TASK >>
Look for "JSON" in the listing below. Gather each line that contains it.

AVAILABLE DATA >>
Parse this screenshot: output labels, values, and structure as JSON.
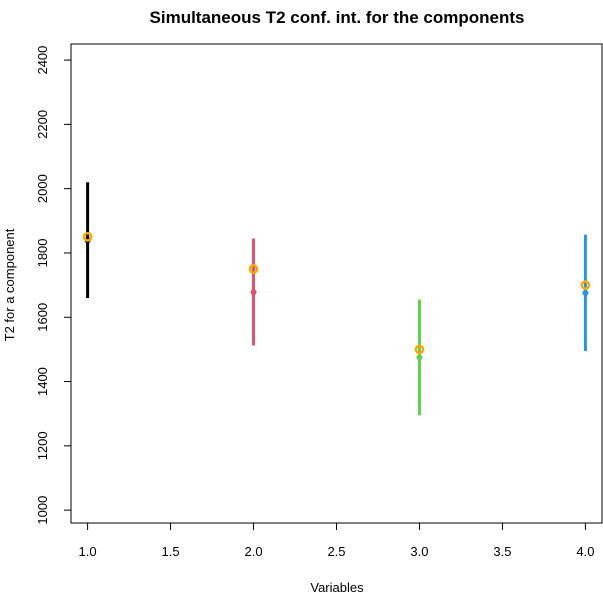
{
  "chart_data": {
    "type": "scatter",
    "title": "Simultaneous T2 conf. int. for the components",
    "xlabel": "Variables",
    "ylabel": "T2 for a component",
    "xlim": [
      0.9,
      4.1
    ],
    "ylim": [
      960,
      2450
    ],
    "x_ticks": [
      "1.0",
      "1.5",
      "2.0",
      "2.5",
      "3.0",
      "3.5",
      "4.0"
    ],
    "y_ticks": [
      "1000",
      "1200",
      "1400",
      "1600",
      "1800",
      "2000",
      "2200",
      "2400"
    ],
    "grid": false,
    "intervals": [
      {
        "x": 1,
        "lower": 1660,
        "upper": 2020,
        "estimate": 1840,
        "reference": 1850,
        "color": "#000000"
      },
      {
        "x": 2,
        "lower": 1512,
        "upper": 1845,
        "estimate": 1678,
        "reference": 1750,
        "color": "#DF536B"
      },
      {
        "x": 3,
        "lower": 1295,
        "upper": 1655,
        "estimate": 1475,
        "reference": 1500,
        "color": "#61D04F"
      },
      {
        "x": 4,
        "lower": 1495,
        "upper": 1857,
        "estimate": 1676,
        "reference": 1700,
        "color": "#2297E6"
      }
    ],
    "reference_color": "#FFA500"
  }
}
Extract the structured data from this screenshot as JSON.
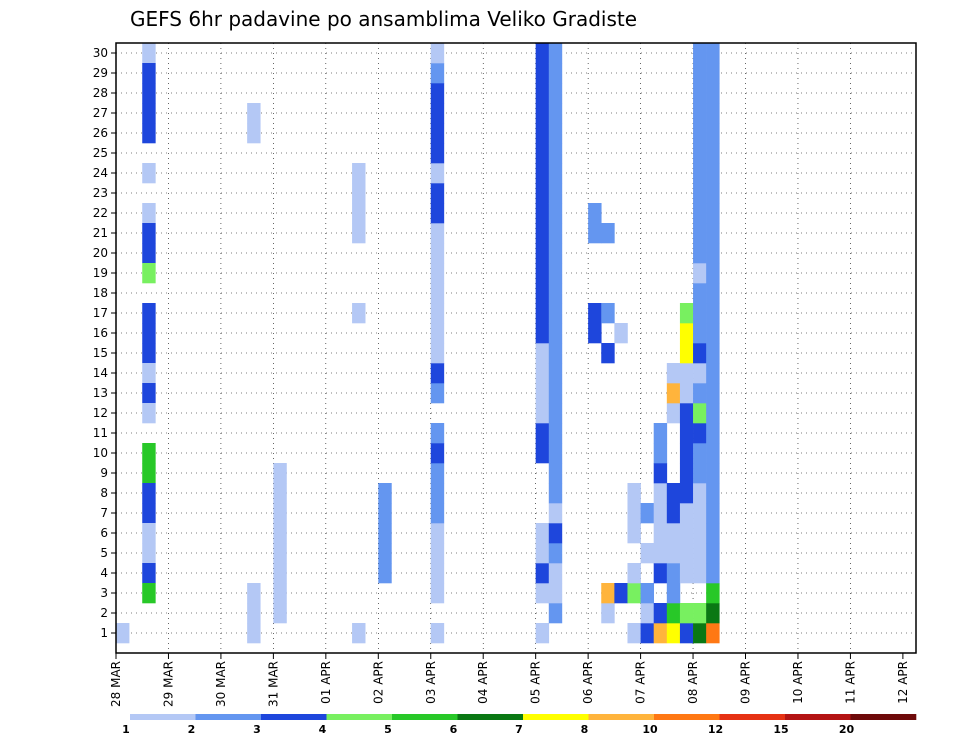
{
  "chart_data": {
    "type": "heatmap",
    "title": "GEFS 6hr padavine po ansamblima Veliko Gradiste",
    "y_ticks": [
      "1",
      "2",
      "3",
      "4",
      "5",
      "6",
      "7",
      "8",
      "9",
      "10",
      "11",
      "12",
      "13",
      "14",
      "15",
      "16",
      "17",
      "18",
      "19",
      "20",
      "21",
      "22",
      "23",
      "24",
      "25",
      "26",
      "27",
      "28",
      "29",
      "30"
    ],
    "x_ticks": [
      "28 MAR",
      "29 MAR",
      "30 MAR",
      "31 MAR",
      "01 APR",
      "02 APR",
      "03 APR",
      "04 APR",
      "05 APR",
      "06 APR",
      "07 APR",
      "08 APR",
      "09 APR",
      "10 APR",
      "11 APR",
      "12 APR"
    ],
    "time_step_hours": 6,
    "members": 30,
    "grid": true,
    "colorbar": {
      "labels": [
        "1",
        "2",
        "3",
        "4",
        "5",
        "6",
        "7",
        "8",
        "10",
        "12",
        "15",
        "20"
      ],
      "colors": [
        "#b4c8f5",
        "#6496f0",
        "#1e46dc",
        "#78f060",
        "#28c828",
        "#0a7814",
        "#ffff00",
        "#ffb43c",
        "#ff7814",
        "#e63214",
        "#b41414",
        "#6e0a0a"
      ]
    },
    "values": [
      [
        0,
        1,
        1
      ],
      [
        2,
        30,
        1
      ],
      [
        2,
        29,
        3
      ],
      [
        2,
        28,
        3
      ],
      [
        2,
        27,
        3
      ],
      [
        2,
        26,
        3
      ],
      [
        2,
        24,
        1
      ],
      [
        2,
        22,
        1
      ],
      [
        2,
        21,
        3
      ],
      [
        2,
        20,
        3
      ],
      [
        2,
        19,
        4
      ],
      [
        2,
        17,
        3
      ],
      [
        2,
        16,
        3
      ],
      [
        2,
        15,
        3
      ],
      [
        2,
        14,
        1
      ],
      [
        2,
        13,
        3
      ],
      [
        2,
        12,
        1
      ],
      [
        2,
        10,
        5
      ],
      [
        2,
        9,
        5
      ],
      [
        2,
        8,
        3
      ],
      [
        2,
        7,
        3
      ],
      [
        2,
        6,
        1
      ],
      [
        2,
        5,
        1
      ],
      [
        2,
        4,
        3
      ],
      [
        2,
        3,
        5
      ],
      [
        10,
        1,
        1
      ],
      [
        10,
        2,
        1
      ],
      [
        10,
        3,
        1
      ],
      [
        10,
        26,
        1
      ],
      [
        10,
        27,
        1
      ],
      [
        12,
        2,
        1
      ],
      [
        12,
        3,
        1
      ],
      [
        12,
        4,
        1
      ],
      [
        12,
        5,
        1
      ],
      [
        12,
        6,
        1
      ],
      [
        12,
        7,
        1
      ],
      [
        12,
        8,
        1
      ],
      [
        12,
        9,
        1
      ],
      [
        18,
        1,
        1
      ],
      [
        18,
        17,
        1
      ],
      [
        18,
        21,
        1
      ],
      [
        18,
        22,
        1
      ],
      [
        18,
        23,
        1
      ],
      [
        18,
        24,
        1
      ],
      [
        20,
        4,
        2
      ],
      [
        20,
        5,
        2
      ],
      [
        20,
        6,
        2
      ],
      [
        20,
        7,
        2
      ],
      [
        20,
        8,
        2
      ],
      [
        24,
        1,
        1
      ],
      [
        24,
        3,
        1
      ],
      [
        24,
        4,
        1
      ],
      [
        24,
        5,
        1
      ],
      [
        24,
        6,
        1
      ],
      [
        24,
        7,
        2
      ],
      [
        24,
        8,
        2
      ],
      [
        24,
        9,
        2
      ],
      [
        24,
        10,
        3
      ],
      [
        24,
        11,
        2
      ],
      [
        24,
        13,
        2
      ],
      [
        24,
        14,
        3
      ],
      [
        24,
        15,
        1
      ],
      [
        24,
        16,
        1
      ],
      [
        24,
        17,
        1
      ],
      [
        24,
        18,
        1
      ],
      [
        24,
        19,
        1
      ],
      [
        24,
        20,
        1
      ],
      [
        24,
        21,
        1
      ],
      [
        24,
        22,
        3
      ],
      [
        24,
        23,
        3
      ],
      [
        24,
        24,
        1
      ],
      [
        24,
        25,
        3
      ],
      [
        24,
        26,
        3
      ],
      [
        24,
        27,
        3
      ],
      [
        24,
        28,
        3
      ],
      [
        24,
        29,
        2
      ],
      [
        24,
        30,
        1
      ],
      [
        32,
        1,
        1
      ],
      [
        32,
        3,
        1
      ],
      [
        32,
        4,
        3
      ],
      [
        32,
        5,
        1
      ],
      [
        32,
        6,
        1
      ],
      [
        32,
        10,
        3
      ],
      [
        32,
        11,
        3
      ],
      [
        32,
        12,
        1
      ],
      [
        32,
        13,
        1
      ],
      [
        32,
        14,
        1
      ],
      [
        32,
        15,
        1
      ],
      [
        32,
        16,
        3
      ],
      [
        32,
        17,
        3
      ],
      [
        32,
        18,
        3
      ],
      [
        32,
        19,
        3
      ],
      [
        32,
        20,
        3
      ],
      [
        32,
        21,
        3
      ],
      [
        32,
        22,
        3
      ],
      [
        32,
        23,
        3
      ],
      [
        32,
        24,
        3
      ],
      [
        32,
        25,
        3
      ],
      [
        32,
        26,
        3
      ],
      [
        32,
        27,
        3
      ],
      [
        32,
        28,
        3
      ],
      [
        32,
        29,
        3
      ],
      [
        32,
        30,
        3
      ],
      [
        33,
        2,
        2
      ],
      [
        33,
        3,
        1
      ],
      [
        33,
        4,
        1
      ],
      [
        33,
        5,
        2
      ],
      [
        33,
        6,
        3
      ],
      [
        33,
        7,
        1
      ],
      [
        33,
        8,
        2
      ],
      [
        33,
        9,
        2
      ],
      [
        33,
        10,
        2
      ],
      [
        33,
        11,
        2
      ],
      [
        33,
        12,
        2
      ],
      [
        33,
        13,
        2
      ],
      [
        33,
        14,
        2
      ],
      [
        33,
        15,
        2
      ],
      [
        33,
        16,
        2
      ],
      [
        33,
        17,
        2
      ],
      [
        33,
        18,
        2
      ],
      [
        33,
        19,
        2
      ],
      [
        33,
        20,
        2
      ],
      [
        33,
        21,
        2
      ],
      [
        33,
        22,
        2
      ],
      [
        33,
        23,
        2
      ],
      [
        33,
        24,
        2
      ],
      [
        33,
        25,
        2
      ],
      [
        33,
        26,
        2
      ],
      [
        33,
        27,
        2
      ],
      [
        33,
        28,
        2
      ],
      [
        33,
        29,
        2
      ],
      [
        33,
        30,
        2
      ],
      [
        36,
        16,
        3
      ],
      [
        36,
        17,
        3
      ],
      [
        36,
        21,
        2
      ],
      [
        36,
        22,
        2
      ],
      [
        37,
        2,
        1
      ],
      [
        37,
        3,
        8
      ],
      [
        37,
        15,
        3
      ],
      [
        37,
        17,
        2
      ],
      [
        37,
        21,
        2
      ],
      [
        38,
        3,
        3
      ],
      [
        38,
        16,
        1
      ],
      [
        39,
        1,
        1
      ],
      [
        39,
        3,
        4
      ],
      [
        39,
        4,
        1
      ],
      [
        39,
        6,
        1
      ],
      [
        39,
        7,
        1
      ],
      [
        39,
        8,
        1
      ],
      [
        40,
        1,
        3
      ],
      [
        40,
        2,
        1
      ],
      [
        40,
        3,
        2
      ],
      [
        40,
        5,
        1
      ],
      [
        40,
        7,
        2
      ],
      [
        41,
        1,
        8
      ],
      [
        41,
        2,
        3
      ],
      [
        41,
        4,
        3
      ],
      [
        41,
        5,
        1
      ],
      [
        41,
        6,
        1
      ],
      [
        41,
        7,
        1
      ],
      [
        41,
        8,
        1
      ],
      [
        41,
        9,
        3
      ],
      [
        41,
        10,
        2
      ],
      [
        41,
        11,
        2
      ],
      [
        42,
        1,
        7
      ],
      [
        42,
        2,
        5
      ],
      [
        42,
        3,
        2
      ],
      [
        42,
        4,
        2
      ],
      [
        42,
        5,
        1
      ],
      [
        42,
        6,
        1
      ],
      [
        42,
        7,
        3
      ],
      [
        42,
        8,
        3
      ],
      [
        42,
        12,
        1
      ],
      [
        42,
        13,
        8
      ],
      [
        42,
        14,
        1
      ],
      [
        43,
        1,
        3
      ],
      [
        43,
        2,
        4
      ],
      [
        43,
        4,
        1
      ],
      [
        43,
        5,
        1
      ],
      [
        43,
        6,
        1
      ],
      [
        43,
        7,
        1
      ],
      [
        43,
        8,
        3
      ],
      [
        43,
        9,
        3
      ],
      [
        43,
        10,
        3
      ],
      [
        43,
        11,
        3
      ],
      [
        43,
        12,
        3
      ],
      [
        43,
        13,
        1
      ],
      [
        43,
        14,
        1
      ],
      [
        43,
        15,
        7
      ],
      [
        43,
        16,
        7
      ],
      [
        43,
        17,
        4
      ],
      [
        44,
        1,
        6
      ],
      [
        44,
        2,
        4
      ],
      [
        44,
        4,
        1
      ],
      [
        44,
        5,
        1
      ],
      [
        44,
        6,
        1
      ],
      [
        44,
        7,
        1
      ],
      [
        44,
        8,
        1
      ],
      [
        44,
        9,
        2
      ],
      [
        44,
        10,
        2
      ],
      [
        44,
        11,
        3
      ],
      [
        44,
        12,
        4
      ],
      [
        44,
        13,
        2
      ],
      [
        44,
        14,
        1
      ],
      [
        44,
        15,
        3
      ],
      [
        44,
        16,
        2
      ],
      [
        44,
        17,
        2
      ],
      [
        44,
        18,
        2
      ],
      [
        44,
        19,
        1
      ],
      [
        44,
        20,
        2
      ],
      [
        44,
        21,
        2
      ],
      [
        44,
        22,
        2
      ],
      [
        44,
        23,
        2
      ],
      [
        44,
        24,
        2
      ],
      [
        44,
        25,
        2
      ],
      [
        44,
        26,
        2
      ],
      [
        44,
        27,
        2
      ],
      [
        44,
        28,
        2
      ],
      [
        44,
        29,
        2
      ],
      [
        44,
        30,
        2
      ],
      [
        45,
        1,
        9
      ],
      [
        45,
        2,
        6
      ],
      [
        45,
        3,
        5
      ],
      [
        45,
        4,
        2
      ],
      [
        45,
        5,
        2
      ],
      [
        45,
        6,
        2
      ],
      [
        45,
        7,
        2
      ],
      [
        45,
        8,
        2
      ],
      [
        45,
        9,
        2
      ],
      [
        45,
        10,
        2
      ],
      [
        45,
        11,
        2
      ],
      [
        45,
        12,
        2
      ],
      [
        45,
        13,
        2
      ],
      [
        45,
        14,
        2
      ],
      [
        45,
        15,
        2
      ],
      [
        45,
        16,
        2
      ],
      [
        45,
        17,
        2
      ],
      [
        45,
        18,
        2
      ],
      [
        45,
        19,
        2
      ],
      [
        45,
        20,
        2
      ],
      [
        45,
        21,
        2
      ],
      [
        45,
        22,
        2
      ],
      [
        45,
        23,
        2
      ],
      [
        45,
        24,
        2
      ],
      [
        45,
        25,
        2
      ],
      [
        45,
        26,
        2
      ],
      [
        45,
        27,
        2
      ],
      [
        45,
        28,
        2
      ],
      [
        45,
        29,
        2
      ],
      [
        45,
        30,
        2
      ]
    ]
  }
}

ANSWER TO THE PROBLEM >>
Parse this screenshot: output labels, values, and structure as JSON.
Extract the structured data from this screenshot as JSON.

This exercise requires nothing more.